LISTED ENTRIES:
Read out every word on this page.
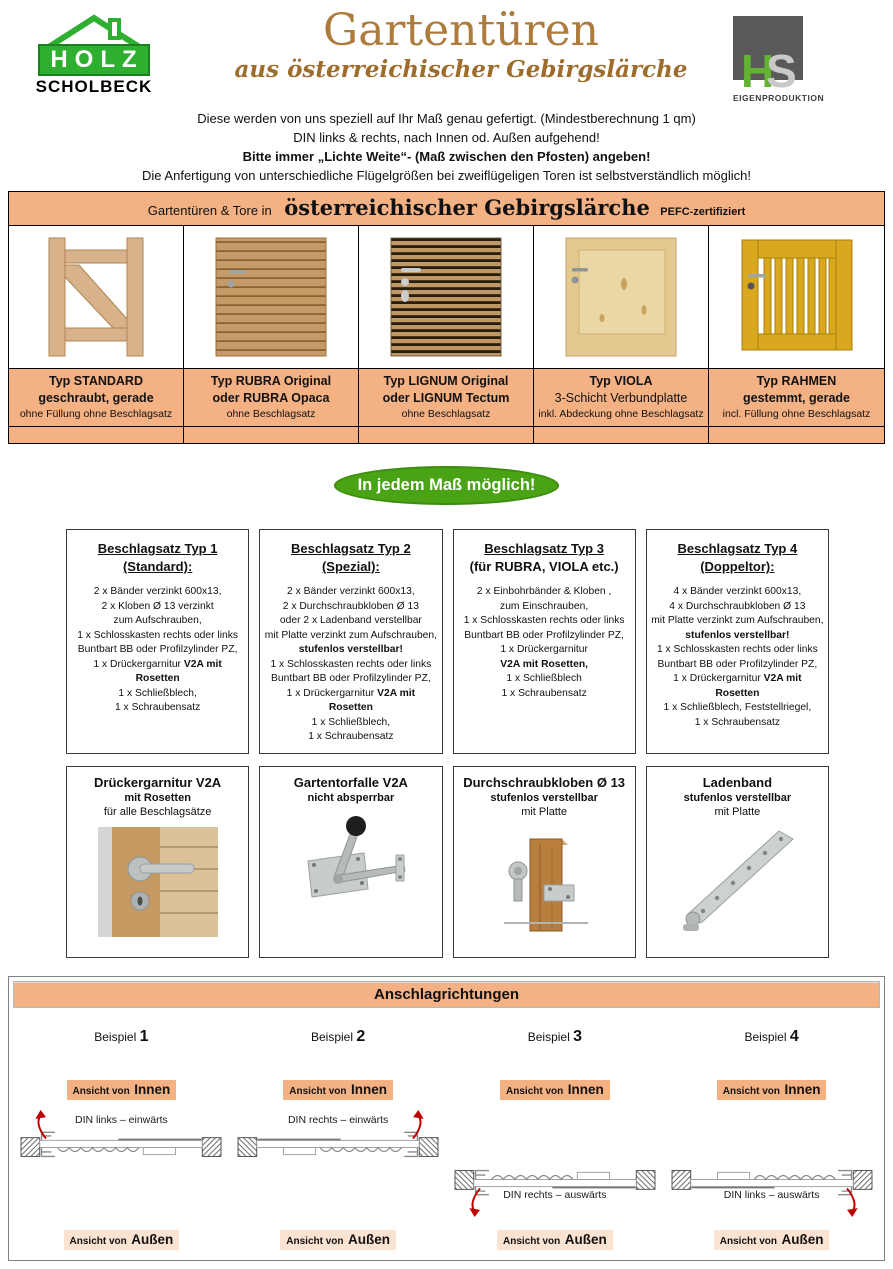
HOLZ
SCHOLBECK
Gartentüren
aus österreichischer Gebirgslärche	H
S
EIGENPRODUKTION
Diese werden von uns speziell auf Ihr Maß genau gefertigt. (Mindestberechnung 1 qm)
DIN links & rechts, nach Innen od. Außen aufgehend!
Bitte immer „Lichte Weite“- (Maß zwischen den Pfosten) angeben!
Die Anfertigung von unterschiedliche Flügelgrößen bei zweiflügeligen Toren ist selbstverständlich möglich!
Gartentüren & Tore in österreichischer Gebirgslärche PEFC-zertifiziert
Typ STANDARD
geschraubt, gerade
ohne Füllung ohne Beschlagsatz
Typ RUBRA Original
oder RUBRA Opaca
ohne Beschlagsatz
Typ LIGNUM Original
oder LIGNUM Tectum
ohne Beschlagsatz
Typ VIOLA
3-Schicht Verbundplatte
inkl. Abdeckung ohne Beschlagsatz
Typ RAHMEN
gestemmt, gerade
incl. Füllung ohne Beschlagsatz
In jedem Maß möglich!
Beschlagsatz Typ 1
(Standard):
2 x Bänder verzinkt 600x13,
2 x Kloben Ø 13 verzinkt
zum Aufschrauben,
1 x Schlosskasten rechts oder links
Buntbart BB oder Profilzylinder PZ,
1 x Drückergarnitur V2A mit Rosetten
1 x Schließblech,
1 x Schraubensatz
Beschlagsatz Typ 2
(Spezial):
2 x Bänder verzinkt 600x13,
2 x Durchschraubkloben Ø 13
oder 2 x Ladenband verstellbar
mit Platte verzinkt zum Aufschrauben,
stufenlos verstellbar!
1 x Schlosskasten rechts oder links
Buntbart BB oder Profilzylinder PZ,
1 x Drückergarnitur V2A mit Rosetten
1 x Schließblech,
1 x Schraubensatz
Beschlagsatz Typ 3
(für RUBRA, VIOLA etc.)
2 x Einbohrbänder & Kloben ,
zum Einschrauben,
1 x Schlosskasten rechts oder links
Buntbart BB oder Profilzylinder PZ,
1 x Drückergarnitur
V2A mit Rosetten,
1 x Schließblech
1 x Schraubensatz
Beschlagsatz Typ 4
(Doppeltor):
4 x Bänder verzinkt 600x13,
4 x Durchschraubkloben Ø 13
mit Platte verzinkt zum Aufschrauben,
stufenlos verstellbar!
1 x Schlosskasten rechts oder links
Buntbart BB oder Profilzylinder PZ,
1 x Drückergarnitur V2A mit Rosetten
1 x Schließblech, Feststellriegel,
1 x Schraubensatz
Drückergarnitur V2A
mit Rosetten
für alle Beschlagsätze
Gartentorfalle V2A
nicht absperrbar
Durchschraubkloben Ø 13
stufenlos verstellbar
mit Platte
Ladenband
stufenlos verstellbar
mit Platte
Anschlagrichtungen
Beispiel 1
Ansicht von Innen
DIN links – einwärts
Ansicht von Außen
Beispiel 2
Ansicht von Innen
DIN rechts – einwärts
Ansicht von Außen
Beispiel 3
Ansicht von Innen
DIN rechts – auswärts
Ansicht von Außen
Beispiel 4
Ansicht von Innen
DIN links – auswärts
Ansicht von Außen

REQUIREMENT: Restate the entire listing word for word, excluding pictures.

CORRECT OUTPUT:
Read out every word on this page.
HOLZ
SCHOLBECK
Gartentüren
aus österreichischer Gebirgslärche	H
S
EIGENPRODUKTION
Diese werden von uns speziell auf Ihr Maß genau gefertigt. (Mindestberechnung 1 qm)
DIN links & rechts, nach Innen od. Außen aufgehend!
Bitte immer „Lichte Weite“- (Maß zwischen den Pfosten) angeben!
Die Anfertigung von unterschiedliche Flügelgrößen bei zweiflügeligen Toren ist selbstverständlich möglich!
Gartentüren & Tore in österreichischer Gebirgslärche PEFC-zertifiziert
Typ STANDARD
geschraubt, gerade
ohne Füllung ohne Beschlagsatz
Typ RUBRA Original
oder RUBRA Opaca
ohne Beschlagsatz
Typ LIGNUM Original
oder LIGNUM Tectum
ohne Beschlagsatz
Typ VIOLA
3-Schicht Verbundplatte
inkl. Abdeckung ohne Beschlagsatz
Typ RAHMEN
gestemmt, gerade
incl. Füllung ohne Beschlagsatz
In jedem Maß möglich!
Beschlagsatz Typ 1
(Standard):
2 x Bänder verzinkt 600x13,
2 x Kloben Ø 13 verzinkt
zum Aufschrauben,
1 x Schlosskasten rechts oder links
Buntbart BB oder Profilzylinder PZ,
1 x Drückergarnitur V2A mit Rosetten
1 x Schließblech,
1 x Schraubensatz
Beschlagsatz Typ 2
(Spezial):
2 x Bänder verzinkt 600x13,
2 x Durchschraubkloben Ø 13
oder 2 x Ladenband verstellbar
mit Platte verzinkt zum Aufschrauben,
stufenlos verstellbar!
1 x Schlosskasten rechts oder links
Buntbart BB oder Profilzylinder PZ,
1 x Drückergarnitur V2A mit Rosetten
1 x Schließblech,
1 x Schraubensatz
Beschlagsatz Typ 3
(für RUBRA, VIOLA etc.)
2 x Einbohrbänder & Kloben ,
zum Einschrauben,
1 x Schlosskasten rechts oder links
Buntbart BB oder Profilzylinder PZ,
1 x Drückergarnitur
V2A mit Rosetten,
1 x Schließblech
1 x Schraubensatz
Beschlagsatz Typ 4
(Doppeltor):
4 x Bänder verzinkt 600x13,
4 x Durchschraubkloben Ø 13
mit Platte verzinkt zum Aufschrauben,
stufenlos verstellbar!
1 x Schlosskasten rechts oder links
Buntbart BB oder Profilzylinder PZ,
1 x Drückergarnitur V2A mit Rosetten
1 x Schließblech, Feststellriegel,
1 x Schraubensatz
Drückergarnitur V2A
mit Rosetten
für alle Beschlagsätze
Gartentorfalle V2A
nicht absperrbar
Durchschraubkloben Ø 13
stufenlos verstellbar
mit Platte
Ladenband
stufenlos verstellbar
mit Platte
Anschlagrichtungen
Beispiel 1
Ansicht von Innen
DIN links – einwärts
Ansicht von Außen
Beispiel 2
Ansicht von Innen
DIN rechts – einwärts
Ansicht von Außen
Beispiel 3
Ansicht von Innen
DIN rechts – auswärts
Ansicht von Außen
Beispiel 4
Ansicht von Innen
DIN links – auswärts
Ansicht von Außen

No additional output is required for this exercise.